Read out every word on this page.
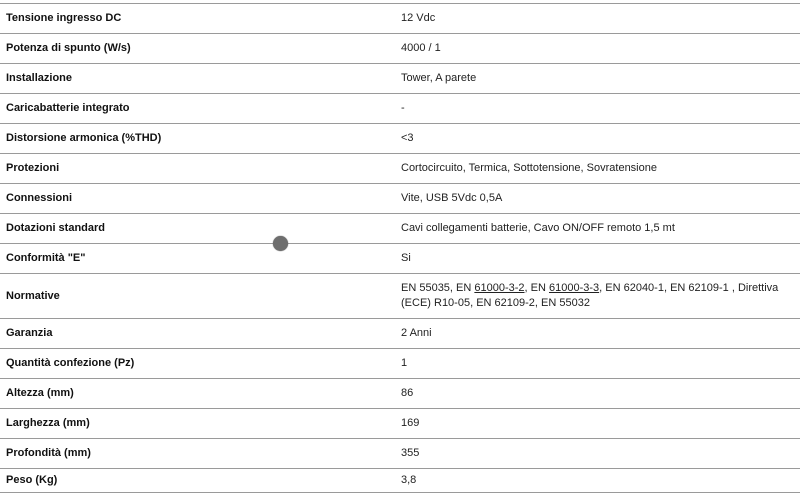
Tensione ingresso DC	12 Vdc
Potenza di spunto (W/s)	4000 / 1
Installazione	Tower, A parete
Caricabatterie integrato	-
Distorsione armonica (%THD)	<3
Protezioni	Cortocircuito, Termica, Sottotensione, Sovratensione
Connessioni	Vite, USB 5Vdc 0,5A
Dotazioni standard	Cavi collegamenti batterie, Cavo ON/OFF remoto 1,5 mt
Conformità "E"	Si
Normative	EN 55035, EN 61000-3-2, EN 61000-3-3, EN 62040-1, EN 62109-1 , Direttiva (ECE) R10-05, EN 62109-2, EN 55032
Garanzia	2 Anni
Quantità confezione (Pz)	1
Altezza (mm)	86
Larghezza (mm)	169
Profondità (mm)	355
Peso (Kg)	3,8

#### [GIVEN REQUEST]
Every record is to be reproduced exactly, with no pictures included.

#### [COMPLETED TASK]
Read out every word on this page.
Tensione ingresso DC	12 Vdc
Potenza di spunto (W/s)	4000 / 1
Installazione	Tower, A parete
Caricabatterie integrato	-
Distorsione armonica (%THD)	<3
Protezioni	Cortocircuito, Termica, Sottotensione, Sovratensione
Connessioni	Vite, USB 5Vdc 0,5A
Dotazioni standard	Cavi collegamenti batterie, Cavo ON/OFF remoto 1,5 mt
Conformità "E"	Si
Normative	EN 55035, EN 61000-3-2, EN 61000-3-3, EN 62040-1, EN 62109-1 , Direttiva (ECE) R10-05, EN 62109-2, EN 55032
Garanzia	2 Anni
Quantità confezione (Pz)	1
Altezza (mm)	86
Larghezza (mm)	169
Profondità (mm)	355
Peso (Kg)	3,8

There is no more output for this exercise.